━━━━━ RECORD SET
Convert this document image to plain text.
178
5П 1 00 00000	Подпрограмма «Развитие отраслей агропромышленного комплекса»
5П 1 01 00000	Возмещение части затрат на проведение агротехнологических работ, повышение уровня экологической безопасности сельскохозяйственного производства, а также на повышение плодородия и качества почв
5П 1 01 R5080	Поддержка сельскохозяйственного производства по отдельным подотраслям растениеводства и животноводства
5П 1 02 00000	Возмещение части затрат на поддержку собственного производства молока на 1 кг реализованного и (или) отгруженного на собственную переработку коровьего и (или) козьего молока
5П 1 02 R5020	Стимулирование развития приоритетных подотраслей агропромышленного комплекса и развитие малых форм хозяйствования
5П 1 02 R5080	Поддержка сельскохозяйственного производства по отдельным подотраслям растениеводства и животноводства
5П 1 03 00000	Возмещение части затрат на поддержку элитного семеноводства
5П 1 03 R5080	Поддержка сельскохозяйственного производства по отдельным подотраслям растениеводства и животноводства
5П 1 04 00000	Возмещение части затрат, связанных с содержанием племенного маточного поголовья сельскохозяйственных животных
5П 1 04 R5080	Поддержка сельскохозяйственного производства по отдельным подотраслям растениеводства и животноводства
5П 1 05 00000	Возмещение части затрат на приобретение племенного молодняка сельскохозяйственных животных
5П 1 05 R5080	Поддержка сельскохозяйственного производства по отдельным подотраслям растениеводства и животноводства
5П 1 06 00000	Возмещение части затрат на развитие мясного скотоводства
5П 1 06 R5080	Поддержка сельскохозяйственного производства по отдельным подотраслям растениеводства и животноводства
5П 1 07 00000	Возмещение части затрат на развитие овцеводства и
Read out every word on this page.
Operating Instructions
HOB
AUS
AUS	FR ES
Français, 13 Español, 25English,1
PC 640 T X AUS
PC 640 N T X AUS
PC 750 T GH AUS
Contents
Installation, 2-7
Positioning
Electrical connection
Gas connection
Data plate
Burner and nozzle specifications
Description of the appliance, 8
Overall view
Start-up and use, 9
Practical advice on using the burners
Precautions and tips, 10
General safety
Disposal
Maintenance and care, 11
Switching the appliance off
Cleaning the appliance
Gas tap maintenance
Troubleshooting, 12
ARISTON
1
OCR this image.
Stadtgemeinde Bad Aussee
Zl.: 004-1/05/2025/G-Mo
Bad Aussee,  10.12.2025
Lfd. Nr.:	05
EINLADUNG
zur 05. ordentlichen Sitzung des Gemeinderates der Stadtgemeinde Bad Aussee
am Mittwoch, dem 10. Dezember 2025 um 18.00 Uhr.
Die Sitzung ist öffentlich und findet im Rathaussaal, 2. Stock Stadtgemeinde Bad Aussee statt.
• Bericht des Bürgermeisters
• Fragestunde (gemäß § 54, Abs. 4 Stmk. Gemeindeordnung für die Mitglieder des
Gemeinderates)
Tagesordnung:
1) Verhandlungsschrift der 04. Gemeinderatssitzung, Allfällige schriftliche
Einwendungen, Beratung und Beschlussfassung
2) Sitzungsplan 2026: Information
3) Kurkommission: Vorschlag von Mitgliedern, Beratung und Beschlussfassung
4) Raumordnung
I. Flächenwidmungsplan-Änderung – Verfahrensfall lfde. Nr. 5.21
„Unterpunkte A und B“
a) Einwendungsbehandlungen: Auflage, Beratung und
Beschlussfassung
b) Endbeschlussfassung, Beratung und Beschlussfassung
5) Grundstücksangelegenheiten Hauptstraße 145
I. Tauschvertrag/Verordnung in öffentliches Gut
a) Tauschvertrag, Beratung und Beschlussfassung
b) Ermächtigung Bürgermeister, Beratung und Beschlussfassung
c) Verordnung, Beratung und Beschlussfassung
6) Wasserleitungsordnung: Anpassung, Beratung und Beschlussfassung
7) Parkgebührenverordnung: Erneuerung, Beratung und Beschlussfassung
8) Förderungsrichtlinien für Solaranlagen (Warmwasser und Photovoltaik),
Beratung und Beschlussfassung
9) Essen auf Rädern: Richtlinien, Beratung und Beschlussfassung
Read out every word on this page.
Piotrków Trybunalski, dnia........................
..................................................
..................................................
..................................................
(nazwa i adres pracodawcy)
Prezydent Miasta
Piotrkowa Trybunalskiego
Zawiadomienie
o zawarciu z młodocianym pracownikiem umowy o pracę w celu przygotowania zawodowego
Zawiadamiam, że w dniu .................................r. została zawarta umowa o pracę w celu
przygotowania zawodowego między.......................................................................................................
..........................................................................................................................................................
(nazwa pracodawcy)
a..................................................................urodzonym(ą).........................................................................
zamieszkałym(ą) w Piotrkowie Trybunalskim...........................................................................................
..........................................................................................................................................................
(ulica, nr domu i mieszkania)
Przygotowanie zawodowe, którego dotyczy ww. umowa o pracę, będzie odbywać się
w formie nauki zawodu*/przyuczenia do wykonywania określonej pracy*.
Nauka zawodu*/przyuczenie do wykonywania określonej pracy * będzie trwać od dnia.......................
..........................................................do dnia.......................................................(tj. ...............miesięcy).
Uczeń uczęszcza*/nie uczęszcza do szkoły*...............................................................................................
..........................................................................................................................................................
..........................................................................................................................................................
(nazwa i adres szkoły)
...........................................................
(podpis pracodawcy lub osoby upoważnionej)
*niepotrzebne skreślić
━━━━━━━━━━
EXERCISE DIRECTIONS → Write all of the records out again exactly.

CORRECT RESULT →
Convert this document image to plain text.
178
5П 1 00 00000	Подпрограмма «Развитие отраслей агропромышленного комплекса»
5П 1 01 00000	Возмещение части затрат на проведение агротехнологических работ, повышение уровня экологической безопасности сельскохозяйственного производства, а также на повышение плодородия и качества почв
5П 1 01 R5080	Поддержка сельскохозяйственного производства по отдельным подотраслям растениеводства и животноводства
5П 1 02 00000	Возмещение части затрат на поддержку собственного производства молока на 1 кг реализованного и (или) отгруженного на собственную переработку коровьего и (или) козьего молока
5П 1 02 R5020	Стимулирование развития приоритетных подотраслей агропромышленного комплекса и развитие малых форм хозяйствования
5П 1 02 R5080	Поддержка сельскохозяйственного производства по отдельным подотраслям растениеводства и животноводства
5П 1 03 00000	Возмещение части затрат на поддержку элитного семеноводства
5П 1 03 R5080	Поддержка сельскохозяйственного производства по отдельным подотраслям растениеводства и животноводства
5П 1 04 00000	Возмещение части затрат, связанных с содержанием племенного маточного поголовья сельскохозяйственных животных
5П 1 04 R5080	Поддержка сельскохозяйственного производства по отдельным подотраслям растениеводства и животноводства
5П 1 05 00000	Возмещение части затрат на приобретение племенного молодняка сельскохозяйственных животных
5П 1 05 R5080	Поддержка сельскохозяйственного производства по отдельным подотраслям растениеводства и животноводства
5П 1 06 00000	Возмещение части затрат на развитие мясного скотоводства
5П 1 06 R5080	Поддержка сельскохозяйственного производства по отдельным подотраслям растениеводства и животноводства
5П 1 07 00000	Возмещение части затрат на развитие овцеводства и
Read out every word on this page.
Operating Instructions
HOB
AUS
AUS	FR ES
Français, 13 Español, 25English,1
PC 640 T X AUS
PC 640 N T X AUS
PC 750 T GH AUS
Contents
Installation, 2-7
Positioning
Electrical connection
Gas connection
Data plate
Burner and nozzle specifications
Description of the appliance, 8
Overall view
Start-up and use, 9
Practical advice on using the burners
Precautions and tips, 10
General safety
Disposal
Maintenance and care, 11
Switching the appliance off
Cleaning the appliance
Gas tap maintenance
Troubleshooting, 12
ARISTON
1
OCR this image.
Stadtgemeinde Bad Aussee
Zl.: 004-1/05/2025/G-Mo
Bad Aussee,  10.12.2025
Lfd. Nr.:	05
EINLADUNG
zur 05. ordentlichen Sitzung des Gemeinderates der Stadtgemeinde Bad Aussee
am Mittwoch, dem 10. Dezember 2025 um 18.00 Uhr.
Die Sitzung ist öffentlich und findet im Rathaussaal, 2. Stock Stadtgemeinde Bad Aussee statt.
• Bericht des Bürgermeisters
• Fragestunde (gemäß § 54, Abs. 4 Stmk. Gemeindeordnung für die Mitglieder des
Gemeinderates)
Tagesordnung:
1) Verhandlungsschrift der 04. Gemeinderatssitzung, Allfällige schriftliche
Einwendungen, Beratung und Beschlussfassung
2) Sitzungsplan 2026: Information
3) Kurkommission: Vorschlag von Mitgliedern, Beratung und Beschlussfassung
4) Raumordnung
I. Flächenwidmungsplan-Änderung – Verfahrensfall lfde. Nr. 5.21
„Unterpunkte A und B“
a) Einwendungsbehandlungen: Auflage, Beratung und
Beschlussfassung
b) Endbeschlussfassung, Beratung und Beschlussfassung
5) Grundstücksangelegenheiten Hauptstraße 145
I. Tauschvertrag/Verordnung in öffentliches Gut
a) Tauschvertrag, Beratung und Beschlussfassung
b) Ermächtigung Bürgermeister, Beratung und Beschlussfassung
c) Verordnung, Beratung und Beschlussfassung
6) Wasserleitungsordnung: Anpassung, Beratung und Beschlussfassung
7) Parkgebührenverordnung: Erneuerung, Beratung und Beschlussfassung
8) Förderungsrichtlinien für Solaranlagen (Warmwasser und Photovoltaik),
Beratung und Beschlussfassung
9) Essen auf Rädern: Richtlinien, Beratung und Beschlussfassung
Read out every word on this page.
Piotrków Trybunalski, dnia........................
..................................................
..................................................
..................................................
(nazwa i adres pracodawcy)
Prezydent Miasta
Piotrkowa Trybunalskiego
Zawiadomienie
o zawarciu z młodocianym pracownikiem umowy o pracę w celu przygotowania zawodowego
Zawiadamiam, że w dniu .................................r. została zawarta umowa o pracę w celu
przygotowania zawodowego między.......................................................................................................
..........................................................................................................................................................
(nazwa pracodawcy)
a..................................................................urodzonym(ą).........................................................................
zamieszkałym(ą) w Piotrkowie Trybunalskim...........................................................................................
..........................................................................................................................................................
(ulica, nr domu i mieszkania)
Przygotowanie zawodowe, którego dotyczy ww. umowa o pracę, będzie odbywać się
w formie nauki zawodu*/przyuczenia do wykonywania określonej pracy*.
Nauka zawodu*/przyuczenie do wykonywania określonej pracy * będzie trwać od dnia.......................
..........................................................do dnia.......................................................(tj. ...............miesięcy).
Uczeń uczęszcza*/nie uczęszcza do szkoły*...............................................................................................
..........................................................................................................................................................
..........................................................................................................................................................
(nazwa i adres szkoły)
...........................................................
(podpis pracodawcy lub osoby upoważnionej)
*niepotrzebne skreślić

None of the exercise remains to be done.